- DATA TO PROCESS:

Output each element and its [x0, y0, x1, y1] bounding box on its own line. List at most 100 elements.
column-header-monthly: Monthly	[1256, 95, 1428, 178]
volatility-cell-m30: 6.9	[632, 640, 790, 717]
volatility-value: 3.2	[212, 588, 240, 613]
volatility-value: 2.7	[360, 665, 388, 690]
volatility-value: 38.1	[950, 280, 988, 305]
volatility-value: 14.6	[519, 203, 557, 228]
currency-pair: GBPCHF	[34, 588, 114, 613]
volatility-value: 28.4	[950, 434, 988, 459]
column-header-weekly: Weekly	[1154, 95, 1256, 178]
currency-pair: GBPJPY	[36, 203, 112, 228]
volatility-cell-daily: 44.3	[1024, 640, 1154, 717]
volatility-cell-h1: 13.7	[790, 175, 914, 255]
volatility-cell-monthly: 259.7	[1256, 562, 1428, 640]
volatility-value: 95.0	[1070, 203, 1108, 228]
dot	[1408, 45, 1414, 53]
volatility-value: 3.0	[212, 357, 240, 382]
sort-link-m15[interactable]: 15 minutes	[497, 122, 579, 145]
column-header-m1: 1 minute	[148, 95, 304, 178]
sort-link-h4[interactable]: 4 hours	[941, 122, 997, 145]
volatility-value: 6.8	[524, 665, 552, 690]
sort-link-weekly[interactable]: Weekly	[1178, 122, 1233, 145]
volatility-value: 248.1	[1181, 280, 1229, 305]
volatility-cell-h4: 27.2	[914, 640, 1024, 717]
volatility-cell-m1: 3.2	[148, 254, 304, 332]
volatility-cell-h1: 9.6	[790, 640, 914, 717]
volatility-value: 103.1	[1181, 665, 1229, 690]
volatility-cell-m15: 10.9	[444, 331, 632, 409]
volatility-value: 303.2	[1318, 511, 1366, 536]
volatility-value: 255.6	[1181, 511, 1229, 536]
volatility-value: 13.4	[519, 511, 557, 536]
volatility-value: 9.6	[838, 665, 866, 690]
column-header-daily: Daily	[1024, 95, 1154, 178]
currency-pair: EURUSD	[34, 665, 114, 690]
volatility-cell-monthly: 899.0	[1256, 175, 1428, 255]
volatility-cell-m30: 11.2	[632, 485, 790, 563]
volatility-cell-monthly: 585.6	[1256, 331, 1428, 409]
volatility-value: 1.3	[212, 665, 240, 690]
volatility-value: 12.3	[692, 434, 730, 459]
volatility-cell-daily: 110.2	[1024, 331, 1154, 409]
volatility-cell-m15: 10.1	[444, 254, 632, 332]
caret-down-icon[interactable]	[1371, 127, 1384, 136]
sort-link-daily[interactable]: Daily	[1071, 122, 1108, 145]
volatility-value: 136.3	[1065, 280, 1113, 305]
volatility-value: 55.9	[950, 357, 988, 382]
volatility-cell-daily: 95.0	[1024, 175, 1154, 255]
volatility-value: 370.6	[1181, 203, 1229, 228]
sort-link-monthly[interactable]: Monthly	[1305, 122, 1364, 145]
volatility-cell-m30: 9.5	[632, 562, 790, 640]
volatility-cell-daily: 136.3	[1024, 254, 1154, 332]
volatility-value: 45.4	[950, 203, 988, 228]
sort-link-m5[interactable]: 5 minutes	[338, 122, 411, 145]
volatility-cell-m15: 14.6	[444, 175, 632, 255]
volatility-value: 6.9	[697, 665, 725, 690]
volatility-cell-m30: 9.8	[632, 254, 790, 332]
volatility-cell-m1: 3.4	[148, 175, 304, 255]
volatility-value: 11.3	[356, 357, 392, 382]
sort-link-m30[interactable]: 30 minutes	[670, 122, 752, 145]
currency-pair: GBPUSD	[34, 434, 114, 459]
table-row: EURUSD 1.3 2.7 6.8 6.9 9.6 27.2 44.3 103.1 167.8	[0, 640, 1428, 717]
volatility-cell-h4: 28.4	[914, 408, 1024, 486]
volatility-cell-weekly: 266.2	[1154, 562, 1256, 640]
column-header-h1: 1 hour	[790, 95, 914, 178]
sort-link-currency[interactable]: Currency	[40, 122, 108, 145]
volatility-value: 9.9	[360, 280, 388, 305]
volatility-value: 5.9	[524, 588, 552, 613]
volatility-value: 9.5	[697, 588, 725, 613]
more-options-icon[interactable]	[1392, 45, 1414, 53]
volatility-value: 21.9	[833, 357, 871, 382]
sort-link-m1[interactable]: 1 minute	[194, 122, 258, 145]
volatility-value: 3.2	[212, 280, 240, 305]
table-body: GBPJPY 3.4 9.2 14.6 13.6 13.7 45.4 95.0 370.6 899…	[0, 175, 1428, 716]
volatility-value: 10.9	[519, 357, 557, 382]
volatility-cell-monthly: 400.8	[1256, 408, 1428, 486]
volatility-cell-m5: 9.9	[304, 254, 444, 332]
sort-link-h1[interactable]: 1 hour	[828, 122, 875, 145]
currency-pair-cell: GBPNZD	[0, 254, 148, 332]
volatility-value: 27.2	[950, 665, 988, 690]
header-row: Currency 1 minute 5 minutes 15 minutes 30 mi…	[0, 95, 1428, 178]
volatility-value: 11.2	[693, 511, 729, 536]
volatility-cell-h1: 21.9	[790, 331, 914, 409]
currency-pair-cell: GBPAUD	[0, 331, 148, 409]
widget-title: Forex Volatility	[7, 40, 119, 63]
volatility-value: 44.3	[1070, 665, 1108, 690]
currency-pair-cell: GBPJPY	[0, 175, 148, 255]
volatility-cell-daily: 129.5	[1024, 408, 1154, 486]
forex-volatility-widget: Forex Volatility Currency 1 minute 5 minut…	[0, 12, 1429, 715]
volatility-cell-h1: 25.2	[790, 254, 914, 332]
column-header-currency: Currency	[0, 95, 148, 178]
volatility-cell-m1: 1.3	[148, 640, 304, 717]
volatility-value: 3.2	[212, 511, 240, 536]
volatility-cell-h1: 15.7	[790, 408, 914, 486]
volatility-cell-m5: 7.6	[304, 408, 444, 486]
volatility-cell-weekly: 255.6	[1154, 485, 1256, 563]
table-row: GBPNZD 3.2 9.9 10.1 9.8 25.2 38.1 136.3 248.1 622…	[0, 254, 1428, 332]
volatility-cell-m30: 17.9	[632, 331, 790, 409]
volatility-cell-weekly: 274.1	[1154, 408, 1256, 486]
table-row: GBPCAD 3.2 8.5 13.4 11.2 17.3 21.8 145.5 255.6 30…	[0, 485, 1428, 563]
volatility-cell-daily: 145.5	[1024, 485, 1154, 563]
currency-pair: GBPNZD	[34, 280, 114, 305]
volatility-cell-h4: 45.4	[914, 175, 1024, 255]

- EXERCISE REQUIREMENTS: Copy the material word for word, from its first line through the line containing "122, 1233, 145]", including both of those lines.

- RESPONSE TO THIS TASK:
Output each element and its [x0, y0, x1, y1] bounding box on its own line. List at most 100 elements.
column-header-monthly: Monthly	[1256, 95, 1428, 178]
volatility-cell-m30: 6.9	[632, 640, 790, 717]
volatility-value: 3.2	[212, 588, 240, 613]
volatility-value: 2.7	[360, 665, 388, 690]
volatility-value: 38.1	[950, 280, 988, 305]
volatility-value: 14.6	[519, 203, 557, 228]
currency-pair: GBPCHF	[34, 588, 114, 613]
volatility-value: 28.4	[950, 434, 988, 459]
column-header-weekly: Weekly	[1154, 95, 1256, 178]
currency-pair: GBPJPY	[36, 203, 112, 228]
volatility-cell-daily: 44.3	[1024, 640, 1154, 717]
volatility-cell-h1: 13.7	[790, 175, 914, 255]
volatility-cell-monthly: 259.7	[1256, 562, 1428, 640]
volatility-value: 95.0	[1070, 203, 1108, 228]
dot	[1408, 45, 1414, 53]
volatility-value: 3.0	[212, 357, 240, 382]
sort-link-m15[interactable]: 15 minutes	[497, 122, 579, 145]
column-header-m1: 1 minute	[148, 95, 304, 178]
sort-link-h4[interactable]: 4 hours	[941, 122, 997, 145]
volatility-value: 6.8	[524, 665, 552, 690]
sort-link-weekly[interactable]: Weekly	[1178, 122, 1233, 145]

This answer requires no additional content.